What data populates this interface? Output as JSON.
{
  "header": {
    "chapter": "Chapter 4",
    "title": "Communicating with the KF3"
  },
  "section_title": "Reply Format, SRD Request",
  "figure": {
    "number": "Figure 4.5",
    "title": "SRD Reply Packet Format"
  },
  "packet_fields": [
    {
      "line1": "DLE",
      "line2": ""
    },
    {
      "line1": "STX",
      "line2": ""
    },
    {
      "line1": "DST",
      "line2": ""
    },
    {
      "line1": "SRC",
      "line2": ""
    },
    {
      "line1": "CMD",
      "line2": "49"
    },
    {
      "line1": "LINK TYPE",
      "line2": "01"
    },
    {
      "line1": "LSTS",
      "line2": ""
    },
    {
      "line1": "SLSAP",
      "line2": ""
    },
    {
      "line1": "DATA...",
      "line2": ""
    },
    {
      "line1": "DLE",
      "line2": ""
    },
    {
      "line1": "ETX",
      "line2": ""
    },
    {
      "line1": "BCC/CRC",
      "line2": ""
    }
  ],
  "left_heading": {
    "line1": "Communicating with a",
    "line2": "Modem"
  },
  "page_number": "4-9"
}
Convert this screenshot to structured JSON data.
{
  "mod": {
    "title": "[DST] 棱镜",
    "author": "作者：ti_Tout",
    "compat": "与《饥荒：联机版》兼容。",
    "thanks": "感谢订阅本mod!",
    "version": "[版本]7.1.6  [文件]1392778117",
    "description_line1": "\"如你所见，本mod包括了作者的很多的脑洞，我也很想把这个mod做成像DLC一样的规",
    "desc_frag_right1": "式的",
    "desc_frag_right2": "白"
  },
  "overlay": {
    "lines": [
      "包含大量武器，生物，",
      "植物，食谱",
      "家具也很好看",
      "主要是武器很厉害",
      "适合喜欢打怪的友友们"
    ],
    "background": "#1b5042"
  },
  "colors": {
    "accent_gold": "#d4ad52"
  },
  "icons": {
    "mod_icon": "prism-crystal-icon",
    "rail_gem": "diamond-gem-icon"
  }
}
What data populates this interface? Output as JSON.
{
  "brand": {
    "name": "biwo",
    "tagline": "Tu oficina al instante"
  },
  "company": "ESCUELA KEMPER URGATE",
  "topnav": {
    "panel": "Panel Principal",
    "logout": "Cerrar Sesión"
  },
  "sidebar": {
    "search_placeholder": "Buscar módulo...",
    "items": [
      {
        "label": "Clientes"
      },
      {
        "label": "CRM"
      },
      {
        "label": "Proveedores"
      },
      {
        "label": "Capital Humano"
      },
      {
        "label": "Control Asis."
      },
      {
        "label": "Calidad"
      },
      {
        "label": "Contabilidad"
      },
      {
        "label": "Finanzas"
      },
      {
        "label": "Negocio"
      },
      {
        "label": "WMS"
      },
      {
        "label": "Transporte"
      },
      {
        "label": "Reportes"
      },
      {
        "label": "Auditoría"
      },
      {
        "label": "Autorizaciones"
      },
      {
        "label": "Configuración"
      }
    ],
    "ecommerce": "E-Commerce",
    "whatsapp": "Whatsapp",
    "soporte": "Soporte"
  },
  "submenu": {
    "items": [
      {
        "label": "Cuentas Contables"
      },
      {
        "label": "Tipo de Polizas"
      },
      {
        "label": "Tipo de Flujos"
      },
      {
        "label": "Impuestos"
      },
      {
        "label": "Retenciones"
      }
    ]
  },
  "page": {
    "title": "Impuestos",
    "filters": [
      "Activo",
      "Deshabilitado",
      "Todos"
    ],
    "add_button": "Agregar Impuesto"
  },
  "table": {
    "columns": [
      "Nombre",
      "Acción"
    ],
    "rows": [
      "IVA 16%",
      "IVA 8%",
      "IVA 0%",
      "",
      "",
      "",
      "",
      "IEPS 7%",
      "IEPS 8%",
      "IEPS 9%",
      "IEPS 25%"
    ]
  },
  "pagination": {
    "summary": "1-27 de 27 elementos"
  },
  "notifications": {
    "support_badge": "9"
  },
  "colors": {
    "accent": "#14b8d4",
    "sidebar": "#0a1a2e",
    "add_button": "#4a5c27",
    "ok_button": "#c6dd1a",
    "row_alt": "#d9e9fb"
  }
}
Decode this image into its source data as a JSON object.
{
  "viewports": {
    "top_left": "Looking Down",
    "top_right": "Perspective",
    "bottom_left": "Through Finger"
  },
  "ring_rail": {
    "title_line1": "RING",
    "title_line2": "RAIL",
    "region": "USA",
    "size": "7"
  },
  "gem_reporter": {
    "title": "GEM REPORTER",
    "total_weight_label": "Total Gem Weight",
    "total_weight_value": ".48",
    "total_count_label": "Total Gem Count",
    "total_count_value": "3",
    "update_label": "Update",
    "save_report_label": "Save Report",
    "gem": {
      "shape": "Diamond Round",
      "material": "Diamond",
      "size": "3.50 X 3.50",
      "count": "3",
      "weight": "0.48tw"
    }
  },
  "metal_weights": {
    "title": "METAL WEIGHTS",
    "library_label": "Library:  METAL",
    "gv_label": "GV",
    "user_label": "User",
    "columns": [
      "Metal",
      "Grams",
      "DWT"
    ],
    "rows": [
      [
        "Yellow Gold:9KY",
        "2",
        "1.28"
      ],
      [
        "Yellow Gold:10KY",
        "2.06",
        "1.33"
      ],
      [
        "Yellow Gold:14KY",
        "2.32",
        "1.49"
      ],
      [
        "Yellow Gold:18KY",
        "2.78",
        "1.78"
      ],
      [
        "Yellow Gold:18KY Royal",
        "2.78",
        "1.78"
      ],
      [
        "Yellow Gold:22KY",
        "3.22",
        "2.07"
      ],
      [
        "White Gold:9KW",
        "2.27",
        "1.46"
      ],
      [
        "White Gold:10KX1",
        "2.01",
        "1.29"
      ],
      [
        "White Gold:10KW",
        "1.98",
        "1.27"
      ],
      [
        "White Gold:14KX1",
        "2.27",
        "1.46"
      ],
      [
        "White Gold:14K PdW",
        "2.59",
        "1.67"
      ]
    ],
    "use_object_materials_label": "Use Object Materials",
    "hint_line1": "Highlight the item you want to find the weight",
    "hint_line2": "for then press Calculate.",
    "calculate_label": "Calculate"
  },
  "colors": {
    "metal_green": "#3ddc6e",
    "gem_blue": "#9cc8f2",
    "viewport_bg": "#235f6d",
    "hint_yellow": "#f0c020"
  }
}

• • • • •

→ Given task:
Every entry must be output again, exactly as written above.

→ Worked solution:
What data populates this interface? Output as JSON.
{
  "header": {
    "chapter": "Chapter 4",
    "title": "Communicating with the KF3"
  },
  "section_title": "Reply Format, SRD Request",
  "figure": {
    "number": "Figure 4.5",
    "title": "SRD Reply Packet Format"
  },
  "packet_fields": [
    {
      "line1": "DLE",
      "line2": ""
    },
    {
      "line1": "STX",
      "line2": ""
    },
    {
      "line1": "DST",
      "line2": ""
    },
    {
      "line1": "SRC",
      "line2": ""
    },
    {
      "line1": "CMD",
      "line2": "49"
    },
    {
      "line1": "LINK TYPE",
      "line2": "01"
    },
    {
      "line1": "LSTS",
      "line2": ""
    },
    {
      "line1": "SLSAP",
      "line2": ""
    },
    {
      "line1": "DATA...",
      "line2": ""
    },
    {
      "line1": "DLE",
      "line2": ""
    },
    {
      "line1": "ETX",
      "line2": ""
    },
    {
      "line1": "BCC/CRC",
      "line2": ""
    }
  ],
  "left_heading": {
    "line1": "Communicating with a",
    "line2": "Modem"
  },
  "page_number": "4-9"
}
Convert this screenshot to structured JSON data.
{
  "mod": {
    "title": "[DST] 棱镜",
    "author": "作者：ti_Tout",
    "compat": "与《饥荒：联机版》兼容。",
    "thanks": "感谢订阅本mod!",
    "version": "[版本]7.1.6  [文件]1392778117",
    "description_line1": "\"如你所见，本mod包括了作者的很多的脑洞，我也很想把这个mod做成像DLC一样的规",
    "desc_frag_right1": "式的",
    "desc_frag_right2": "白"
  },
  "overlay": {
    "lines": [
      "包含大量武器，生物，",
      "植物，食谱",
      "家具也很好看",
      "主要是武器很厉害",
      "适合喜欢打怪的友友们"
    ],
    "background": "#1b5042"
  },
  "colors": {
    "accent_gold": "#d4ad52"
  },
  "icons": {
    "mod_icon": "prism-crystal-icon",
    "rail_gem": "diamond-gem-icon"
  }
}
What data populates this interface? Output as JSON.
{
  "brand": {
    "name": "biwo",
    "tagline": "Tu oficina al instante"
  },
  "company": "ESCUELA KEMPER URGATE",
  "topnav": {
    "panel": "Panel Principal",
    "logout": "Cerrar Sesión"
  },
  "sidebar": {
    "search_placeholder": "Buscar módulo...",
    "items": [
      {
        "label": "Clientes"
      },
      {
        "label": "CRM"
      },
      {
        "label": "Proveedores"
      },
      {
        "label": "Capital Humano"
      },
      {
        "label": "Control Asis."
      },
      {
        "label": "Calidad"
      },
      {
        "label": "Contabilidad"
      },
      {
        "label": "Finanzas"
      },
      {
        "label": "Negocio"
      },
      {
        "label": "WMS"
      },
      {
        "label": "Transporte"
      },
      {
        "label": "Reportes"
      },
      {
        "label": "Auditoría"
      },
      {
        "label": "Autorizaciones"
      },
      {
        "label": "Configuración"
      }
    ],
    "ecommerce": "E-Commerce",
    "whatsapp": "Whatsapp",
    "soporte": "Soporte"
  },
  "submenu": {
    "items": [
      {
        "label": "Cuentas Contables"
      },
      {
        "label": "Tipo de Polizas"
      },
      {
        "label": "Tipo de Flujos"
      },
      {
        "label": "Impuestos"
      },
      {
        "label": "Retenciones"
      }
    ]
  },
  "page": {
    "title": "Impuestos",
    "filters": [
      "Activo",
      "Deshabilitado",
      "Todos"
    ],
    "add_button": "Agregar Impuesto"
  },
  "table": {
    "columns": [
      "Nombre",
      "Acción"
    ],
    "rows": [
      "IVA 16%",
      "IVA 8%",
      "IVA 0%",
      "",
      "",
      "",
      "",
      "IEPS 7%",
      "IEPS 8%",
      "IEPS 9%",
      "IEPS 25%"
    ]
  },
  "pagination": {
    "summary": "1-27 de 27 elementos"
  },
  "notifications": {
    "support_badge": "9"
  },
  "colors": {
    "accent": "#14b8d4",
    "sidebar": "#0a1a2e",
    "add_button": "#4a5c27",
    "ok_button": "#c6dd1a",
    "row_alt": "#d9e9fb"
  }
}
Decode this image into its source data as a JSON object.
{
  "viewports": {
    "top_left": "Looking Down",
    "top_right": "Perspective",
    "bottom_left": "Through Finger"
  },
  "ring_rail": {
    "title_line1": "RING",
    "title_line2": "RAIL",
    "region": "USA",
    "size": "7"
  },
  "gem_reporter": {
    "title": "GEM REPORTER",
    "total_weight_label": "Total Gem Weight",
    "total_weight_value": ".48",
    "total_count_label": "Total Gem Count",
    "total_count_value": "3",
    "update_label": "Update",
    "save_report_label": "Save Report",
    "gem": {
      "shape": "Diamond Round",
      "material": "Diamond",
      "size": "3.50 X 3.50",
      "count": "3",
      "weight": "0.48tw"
    }
  },
  "metal_weights": {
    "title": "METAL WEIGHTS",
    "library_label": "Library:  METAL",
    "gv_label": "GV",
    "user_label": "User",
    "columns": [
      "Metal",
      "Grams",
      "DWT"
    ],
    "rows": [
      [
        "Yellow Gold:9KY",
        "2",
        "1.28"
      ],
      [
        "Yellow Gold:10KY",
        "2.06",
        "1.33"
      ],
      [
        "Yellow Gold:14KY",
        "2.32",
        "1.49"
      ],
      [
        "Yellow Gold:18KY",
        "2.78",
        "1.78"
      ],
      [
        "Yellow Gold:18KY Royal",
        "2.78",
        "1.78"
      ],
      [
        "Yellow Gold:22KY",
        "3.22",
        "2.07"
      ],
      [
        "White Gold:9KW",
        "2.27",
        "1.46"
      ],
      [
        "White Gold:10KX1",
        "2.01",
        "1.29"
      ],
      [
        "White Gold:10KW",
        "1.98",
        "1.27"
      ],
      [
        "White Gold:14KX1",
        "2.27",
        "1.46"
      ],
      [
        "White Gold:14K PdW",
        "2.59",
        "1.67"
      ]
    ],
    "use_object_materials_label": "Use Object Materials",
    "hint_line1": "Highlight the item you want to find the weight",
    "hint_line2": "for then press Calculate.",
    "calculate_label": "Calculate"
  },
  "colors": {
    "metal_green": "#3ddc6e",
    "gem_blue": "#9cc8f2",
    "viewport_bg": "#235f6d",
    "hint_yellow": "#f0c020"
  }
}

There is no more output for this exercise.